## STATED PROBLEM
Please answer these questions about the email below:
1. Which operating system do the Travis tests currently target?
2. Which two environments does the person who wants reviewers to test on different architectures name as their own?
3. Which file does Joe Orton suggest tweaking to hook up non-Linux platforms?

## TEXT SHOWN
******************************
On 08 Mar 2022, at 10:29, Joe Orton <jorton@redhat.com> wrote:
>> “No need to patch/compile locally" is not a good idea - currently the
>> travis tests target Ubuntu only, and this is a practical limitation
>> forced upon us by the nature of the Travis service. I want to see
>> reviewers try out the patch on different architectures. I for example
>> work on MacOS, but deploy to Redhat, so those are my two environments.
>> Others will have different environments.
>>
>> Our testing needs to be wide and diverse.
>
> Definitely +1 on the sentiment and I'm keen to help with any effort to
> add more diversity to the CI. Travis natively supports a bunch of
> non-Linux platforms so if someone cares about that they should be able
> to hook it up by tweaking the .travis.yml.
> https://docs.travis-ci.com/user/reference/overview/ <https://docs.travis-ci.com/user/reference/overview/>
Please don’t underestimate just how much ongoing work is involved first of all achieving the diversity of platforms, and then keeping them working on an ongoing basis.
******************************
## RECORDED INFORMATION
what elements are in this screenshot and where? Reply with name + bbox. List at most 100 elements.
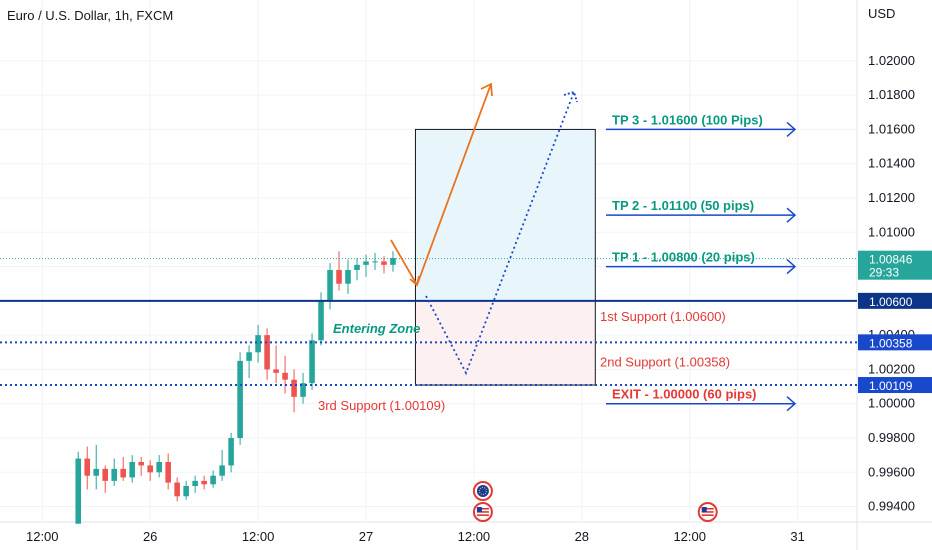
******************************
## EXERCISE OUTPUT
1. Ubuntu.
2. MacOS, where they work, and Redhat, where they deploy.
3. .travis.yml